*Task instructions*.
Rewrite the lines from the one with "fruit-name-divider [810,384,1286,386]" up to and including the one with "description-line: และ สารเซโรโทนิน", replacing "interactable" with "clickable" and keeping everything else the same.

*Source material*.
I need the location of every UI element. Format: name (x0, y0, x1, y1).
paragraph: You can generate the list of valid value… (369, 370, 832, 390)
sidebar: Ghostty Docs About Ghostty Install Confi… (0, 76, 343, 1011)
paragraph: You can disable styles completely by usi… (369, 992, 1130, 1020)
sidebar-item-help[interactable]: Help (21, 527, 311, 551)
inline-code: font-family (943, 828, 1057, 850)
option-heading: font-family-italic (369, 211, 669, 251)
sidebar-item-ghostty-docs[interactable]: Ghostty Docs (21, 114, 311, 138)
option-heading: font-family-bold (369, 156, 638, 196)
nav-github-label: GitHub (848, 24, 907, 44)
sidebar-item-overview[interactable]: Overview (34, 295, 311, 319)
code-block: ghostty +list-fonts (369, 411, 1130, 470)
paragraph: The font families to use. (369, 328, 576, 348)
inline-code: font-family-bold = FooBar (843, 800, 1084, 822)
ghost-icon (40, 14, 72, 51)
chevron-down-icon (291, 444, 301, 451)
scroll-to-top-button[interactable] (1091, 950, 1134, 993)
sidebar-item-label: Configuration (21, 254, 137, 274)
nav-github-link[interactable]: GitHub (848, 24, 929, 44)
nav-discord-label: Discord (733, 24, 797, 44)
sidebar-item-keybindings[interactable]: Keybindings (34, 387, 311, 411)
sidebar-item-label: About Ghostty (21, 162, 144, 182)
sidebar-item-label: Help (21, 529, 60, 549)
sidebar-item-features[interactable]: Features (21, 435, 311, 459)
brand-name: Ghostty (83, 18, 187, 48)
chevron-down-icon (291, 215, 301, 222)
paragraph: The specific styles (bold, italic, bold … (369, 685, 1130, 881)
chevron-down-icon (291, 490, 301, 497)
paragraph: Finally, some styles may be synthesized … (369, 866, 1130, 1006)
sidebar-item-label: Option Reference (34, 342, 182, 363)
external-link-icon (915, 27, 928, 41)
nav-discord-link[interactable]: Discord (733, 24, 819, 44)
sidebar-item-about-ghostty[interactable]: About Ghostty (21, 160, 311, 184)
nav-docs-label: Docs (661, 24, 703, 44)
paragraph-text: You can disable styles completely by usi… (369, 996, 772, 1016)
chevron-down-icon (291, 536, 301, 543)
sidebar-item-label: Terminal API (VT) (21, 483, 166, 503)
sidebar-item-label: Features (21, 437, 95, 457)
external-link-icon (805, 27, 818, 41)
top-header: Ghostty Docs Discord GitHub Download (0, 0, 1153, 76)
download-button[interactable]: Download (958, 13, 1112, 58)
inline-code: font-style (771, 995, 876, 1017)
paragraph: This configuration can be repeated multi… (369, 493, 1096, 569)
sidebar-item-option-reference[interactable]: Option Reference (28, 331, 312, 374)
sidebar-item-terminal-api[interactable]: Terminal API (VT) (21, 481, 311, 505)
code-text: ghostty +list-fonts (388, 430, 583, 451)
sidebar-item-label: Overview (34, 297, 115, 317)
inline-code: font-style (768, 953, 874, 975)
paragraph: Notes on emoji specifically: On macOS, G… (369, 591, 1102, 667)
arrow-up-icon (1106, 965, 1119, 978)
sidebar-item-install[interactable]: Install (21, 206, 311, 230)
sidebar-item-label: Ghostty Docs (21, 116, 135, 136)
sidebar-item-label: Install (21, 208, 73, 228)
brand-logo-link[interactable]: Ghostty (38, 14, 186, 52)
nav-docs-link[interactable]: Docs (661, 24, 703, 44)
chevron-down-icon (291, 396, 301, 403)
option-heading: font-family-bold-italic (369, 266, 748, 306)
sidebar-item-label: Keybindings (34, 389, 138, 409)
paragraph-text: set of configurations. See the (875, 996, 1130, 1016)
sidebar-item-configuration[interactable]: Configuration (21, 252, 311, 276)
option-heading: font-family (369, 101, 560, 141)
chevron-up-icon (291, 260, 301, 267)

==

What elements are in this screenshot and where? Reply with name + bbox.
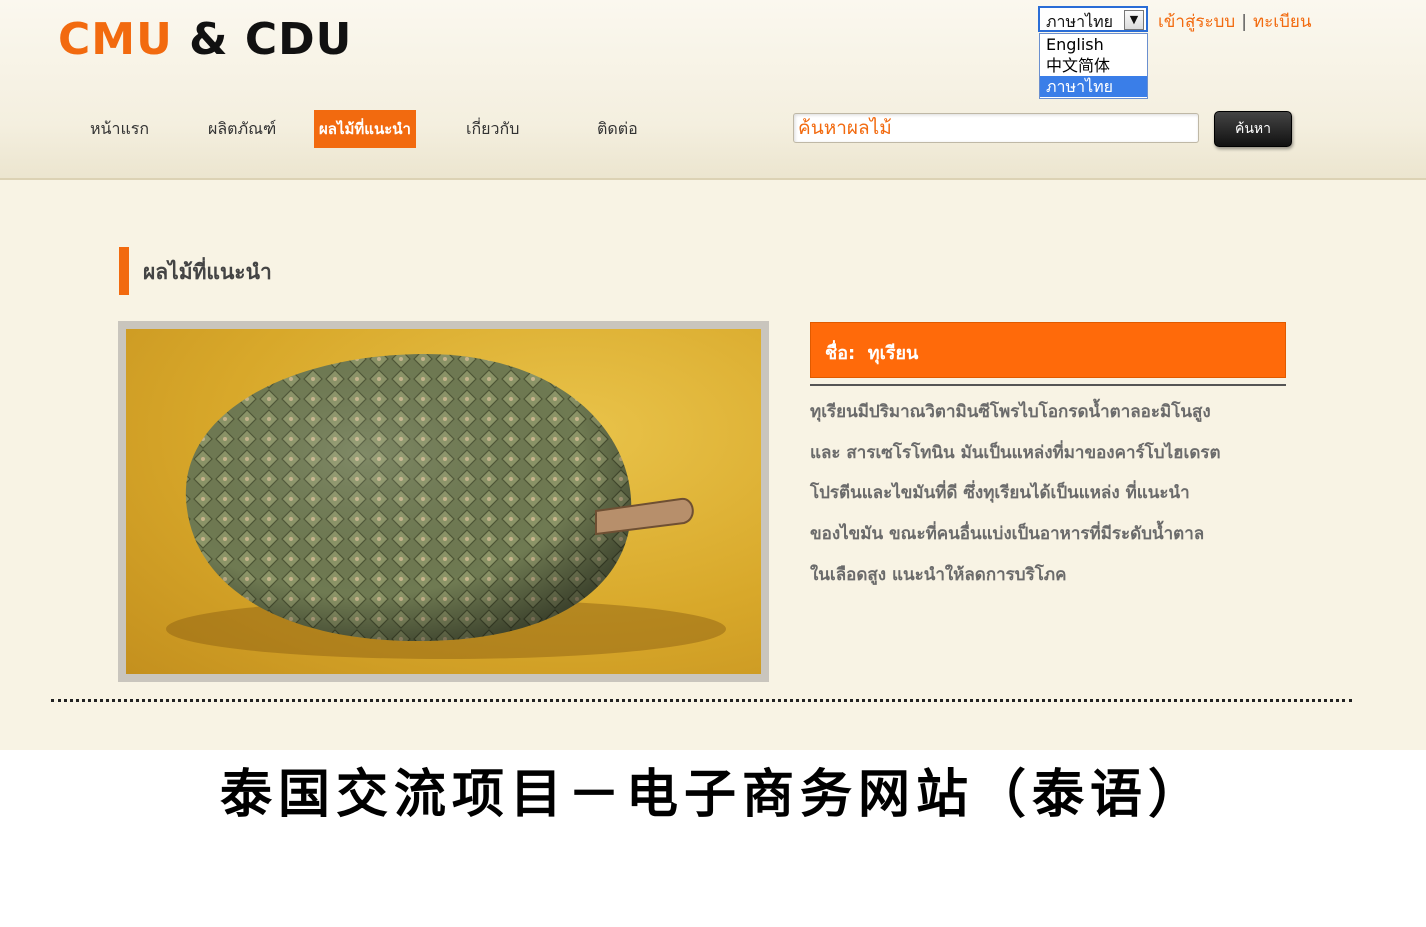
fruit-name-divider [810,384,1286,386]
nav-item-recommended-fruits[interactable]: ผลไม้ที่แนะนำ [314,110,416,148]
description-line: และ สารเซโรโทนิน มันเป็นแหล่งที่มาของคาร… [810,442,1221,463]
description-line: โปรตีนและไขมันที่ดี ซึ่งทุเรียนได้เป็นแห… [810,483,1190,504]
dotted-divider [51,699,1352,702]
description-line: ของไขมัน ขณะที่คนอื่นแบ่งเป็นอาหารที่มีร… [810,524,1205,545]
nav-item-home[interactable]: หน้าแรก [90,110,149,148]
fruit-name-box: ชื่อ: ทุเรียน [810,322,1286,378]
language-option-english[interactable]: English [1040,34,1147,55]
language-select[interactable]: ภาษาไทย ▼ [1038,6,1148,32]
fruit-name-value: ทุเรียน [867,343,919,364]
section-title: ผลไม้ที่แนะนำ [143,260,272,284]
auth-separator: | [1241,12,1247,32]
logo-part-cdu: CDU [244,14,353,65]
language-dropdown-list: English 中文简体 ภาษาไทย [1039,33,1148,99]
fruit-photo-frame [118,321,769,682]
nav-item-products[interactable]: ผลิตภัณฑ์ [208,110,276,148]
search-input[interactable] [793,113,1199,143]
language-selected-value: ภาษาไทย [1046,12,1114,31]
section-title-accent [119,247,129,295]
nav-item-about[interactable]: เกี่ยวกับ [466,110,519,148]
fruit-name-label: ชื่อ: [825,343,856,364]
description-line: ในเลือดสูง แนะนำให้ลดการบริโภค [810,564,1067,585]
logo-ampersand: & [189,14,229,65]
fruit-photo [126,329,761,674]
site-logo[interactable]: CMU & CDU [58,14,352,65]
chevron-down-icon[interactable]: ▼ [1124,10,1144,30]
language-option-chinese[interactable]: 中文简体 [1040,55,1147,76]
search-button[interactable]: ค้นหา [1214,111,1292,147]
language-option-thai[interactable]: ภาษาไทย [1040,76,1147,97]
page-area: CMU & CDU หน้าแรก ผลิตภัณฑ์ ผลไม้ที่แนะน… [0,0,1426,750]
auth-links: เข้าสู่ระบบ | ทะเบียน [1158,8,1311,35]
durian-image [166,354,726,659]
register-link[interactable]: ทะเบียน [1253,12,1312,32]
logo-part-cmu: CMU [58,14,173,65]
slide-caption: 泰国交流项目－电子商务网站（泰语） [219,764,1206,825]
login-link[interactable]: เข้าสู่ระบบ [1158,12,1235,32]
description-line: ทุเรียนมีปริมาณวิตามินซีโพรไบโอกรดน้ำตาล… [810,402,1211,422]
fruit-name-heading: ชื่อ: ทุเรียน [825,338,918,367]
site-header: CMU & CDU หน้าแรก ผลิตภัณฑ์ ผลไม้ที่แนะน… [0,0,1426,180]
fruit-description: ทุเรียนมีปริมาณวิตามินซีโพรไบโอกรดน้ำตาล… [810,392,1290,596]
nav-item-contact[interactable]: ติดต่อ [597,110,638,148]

*Reply*.
fruit-name-divider [810,384,1286,386]
nav-item-recommended-fruits[clickable]: ผลไม้ที่แนะนำ [314,110,416,148]
description-line: และ สารเซโรโทนิน มันเป็นแหล่งที่มาของคาร… [810,442,1221,463]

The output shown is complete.